**Aim**
Retype the data that follows line by line, exactly, and leave its pictures out.

Dataset items
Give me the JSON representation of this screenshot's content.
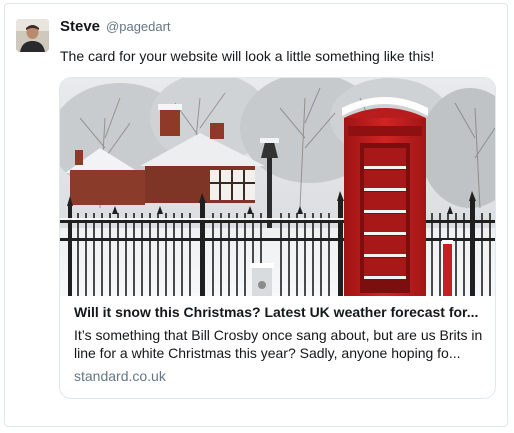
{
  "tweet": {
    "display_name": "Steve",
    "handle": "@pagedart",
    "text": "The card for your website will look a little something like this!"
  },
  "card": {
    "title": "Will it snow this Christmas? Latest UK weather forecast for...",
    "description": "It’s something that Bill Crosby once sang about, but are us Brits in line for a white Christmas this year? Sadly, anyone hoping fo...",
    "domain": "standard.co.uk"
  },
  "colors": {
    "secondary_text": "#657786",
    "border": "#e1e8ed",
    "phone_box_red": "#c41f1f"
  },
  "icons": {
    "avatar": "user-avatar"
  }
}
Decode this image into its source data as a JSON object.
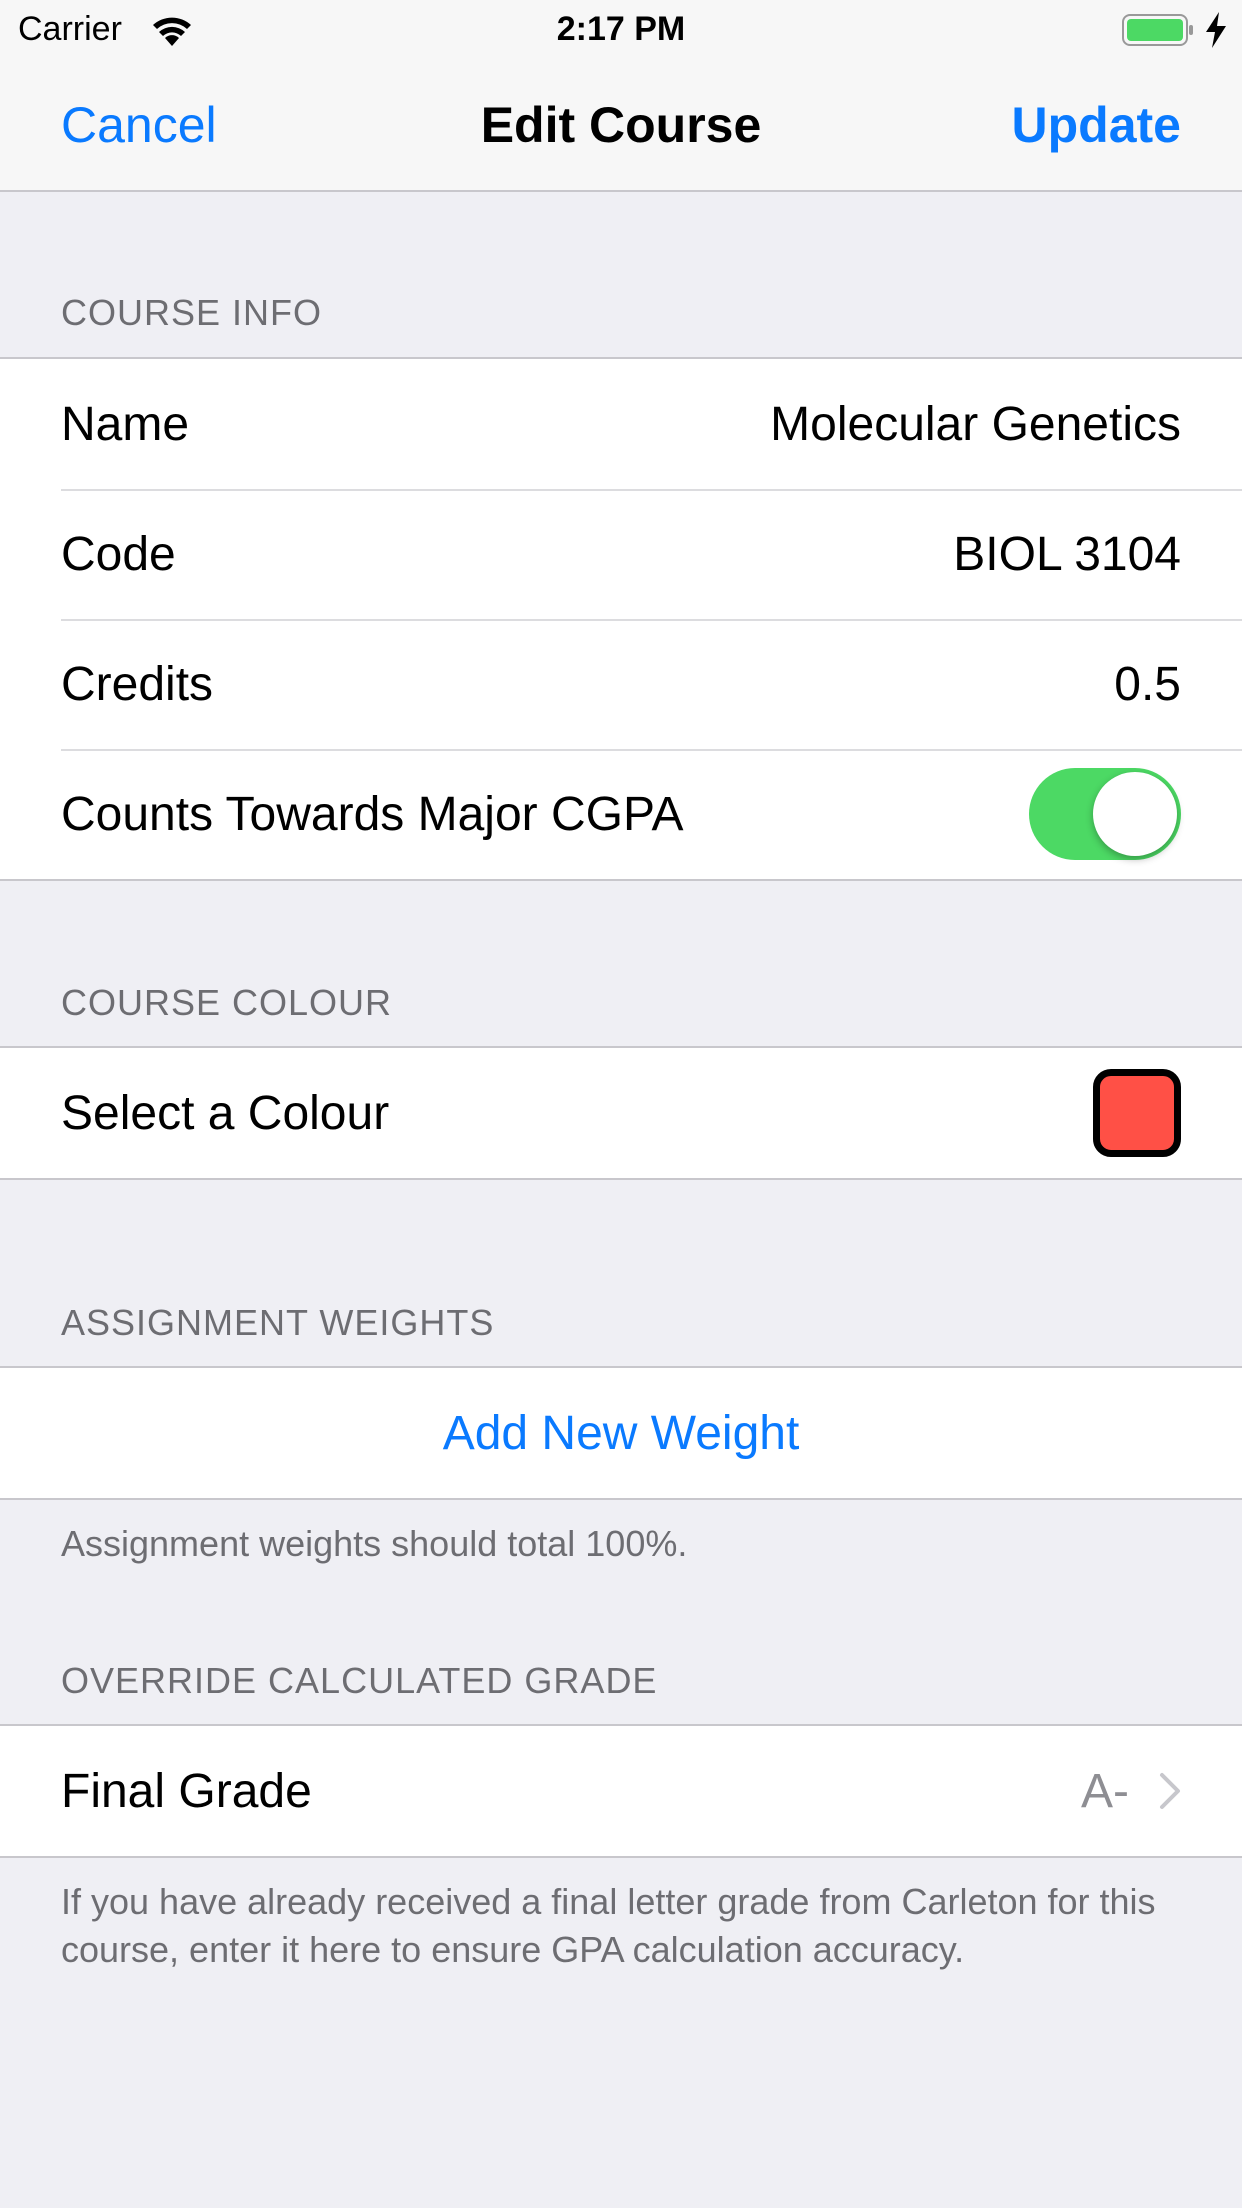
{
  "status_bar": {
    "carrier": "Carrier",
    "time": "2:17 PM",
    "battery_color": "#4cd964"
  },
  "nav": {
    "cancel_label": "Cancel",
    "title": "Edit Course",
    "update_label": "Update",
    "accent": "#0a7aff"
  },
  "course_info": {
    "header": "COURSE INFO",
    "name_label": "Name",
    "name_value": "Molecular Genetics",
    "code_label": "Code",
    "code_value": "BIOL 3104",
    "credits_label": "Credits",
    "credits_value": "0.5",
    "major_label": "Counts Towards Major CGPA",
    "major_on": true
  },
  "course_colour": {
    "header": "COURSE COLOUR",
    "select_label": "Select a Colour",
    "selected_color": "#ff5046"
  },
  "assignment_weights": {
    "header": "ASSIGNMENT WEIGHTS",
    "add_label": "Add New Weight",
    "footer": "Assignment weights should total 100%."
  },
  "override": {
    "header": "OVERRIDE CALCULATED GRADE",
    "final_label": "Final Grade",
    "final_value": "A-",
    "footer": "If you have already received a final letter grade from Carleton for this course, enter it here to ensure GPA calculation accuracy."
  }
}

**Task output**
Give me the JSON representation of this screenshot's content.
{
  "tweet": {
    "display_name": "Steve",
    "handle": "@pagedart",
    "text": "The card for your website will look a little something like this!"
  },
  "card": {
    "title": "Will it snow this Christmas? Latest UK weather forecast for...",
    "description": "It’s something that Bill Crosby once sang about, but are us Brits in line for a white Christmas this year? Sadly, anyone hoping fo...",
    "domain": "standard.co.uk"
  },
  "colors": {
    "secondary_text": "#657786",
    "border": "#e1e8ed",
    "phone_box_red": "#c41f1f"
  },
  "icons": {
    "avatar": "user-avatar"
  }
}
Decode this image into its source data as a JSON object.
{
  "status_bar": {
    "carrier": "Carrier",
    "time": "2:17 PM",
    "battery_color": "#4cd964"
  },
  "nav": {
    "cancel_label": "Cancel",
    "title": "Edit Course",
    "update_label": "Update",
    "accent": "#0a7aff"
  },
  "course_info": {
    "header": "COURSE INFO",
    "name_label": "Name",
    "name_value": "Molecular Genetics",
    "code_label": "Code",
    "code_value": "BIOL 3104",
    "credits_label": "Credits",
    "credits_value": "0.5",
    "major_label": "Counts Towards Major CGPA",
    "major_on": true
  },
  "course_colour": {
    "header": "COURSE COLOUR",
    "select_label": "Select a Colour",
    "selected_color": "#ff5046"
  },
  "assignment_weights": {
    "header": "ASSIGNMENT WEIGHTS",
    "add_label": "Add New Weight",
    "footer": "Assignment weights should total 100%."
  },
  "override": {
    "header": "OVERRIDE CALCULATED GRADE",
    "final_label": "Final Grade",
    "final_value": "A-",
    "footer": "If you have already received a final letter grade from Carleton for this course, enter it here to ensure GPA calculation accuracy."
  }
}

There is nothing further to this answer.